Instructions to follow
Transcribe all the records exactly and omit any images they hold.

## Start

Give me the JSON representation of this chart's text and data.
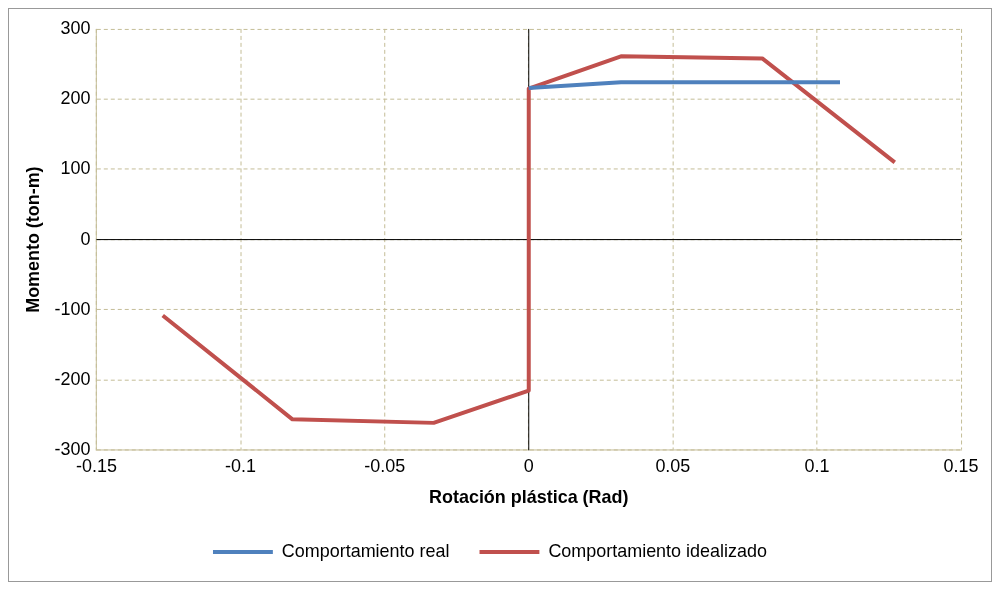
{
  "chart_data": {
    "type": "line",
    "xlabel": "Rotación plástica (Rad)",
    "ylabel": "Momento (ton-m)",
    "xlim": [
      -0.15,
      0.15
    ],
    "xticks": [
      -0.15,
      -0.1,
      -0.05,
      0,
      0.05,
      0.1,
      0.15
    ],
    "ylim": [
      -300,
      300
    ],
    "yticks": [
      -300,
      -200,
      -100,
      0,
      100,
      200,
      300
    ],
    "grid": true,
    "legend": "bottom",
    "marker": "none",
    "line_style": "solid",
    "series": [
      {
        "name": "Comportamiento real",
        "color": "#4f81bd",
        "x": [
          0,
          0.032,
          0.108
        ],
        "values": [
          216,
          224,
          224
        ]
      },
      {
        "name": "Comportamiento idealizado",
        "color": "#c0504d",
        "x": [
          -0.127,
          -0.082,
          -0.033,
          0,
          0,
          0.032,
          0.081,
          0.127
        ],
        "values": [
          -108,
          -256,
          -261,
          -215,
          215,
          261,
          258,
          110
        ]
      }
    ]
  }
}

## End

Reply to the task
Give me the JSON representation of this chart's text and data.
{
  "chart_data": {
    "type": "line",
    "xlabel": "Rotación plástica (Rad)",
    "ylabel": "Momento (ton-m)",
    "xlim": [
      -0.15,
      0.15
    ],
    "xticks": [
      -0.15,
      -0.1,
      -0.05,
      0,
      0.05,
      0.1,
      0.15
    ],
    "ylim": [
      -300,
      300
    ],
    "yticks": [
      -300,
      -200,
      -100,
      0,
      100,
      200,
      300
    ],
    "grid": true,
    "legend": "bottom",
    "marker": "none",
    "line_style": "solid",
    "series": [
      {
        "name": "Comportamiento real",
        "color": "#4f81bd",
        "x": [
          0,
          0.032,
          0.108
        ],
        "values": [
          216,
          224,
          224
        ]
      },
      {
        "name": "Comportamiento idealizado",
        "color": "#c0504d",
        "x": [
          -0.127,
          -0.082,
          -0.033,
          0,
          0,
          0.032,
          0.081,
          0.127
        ],
        "values": [
          -108,
          -256,
          -261,
          -215,
          215,
          261,
          258,
          110
        ]
      }
    ]
  }
}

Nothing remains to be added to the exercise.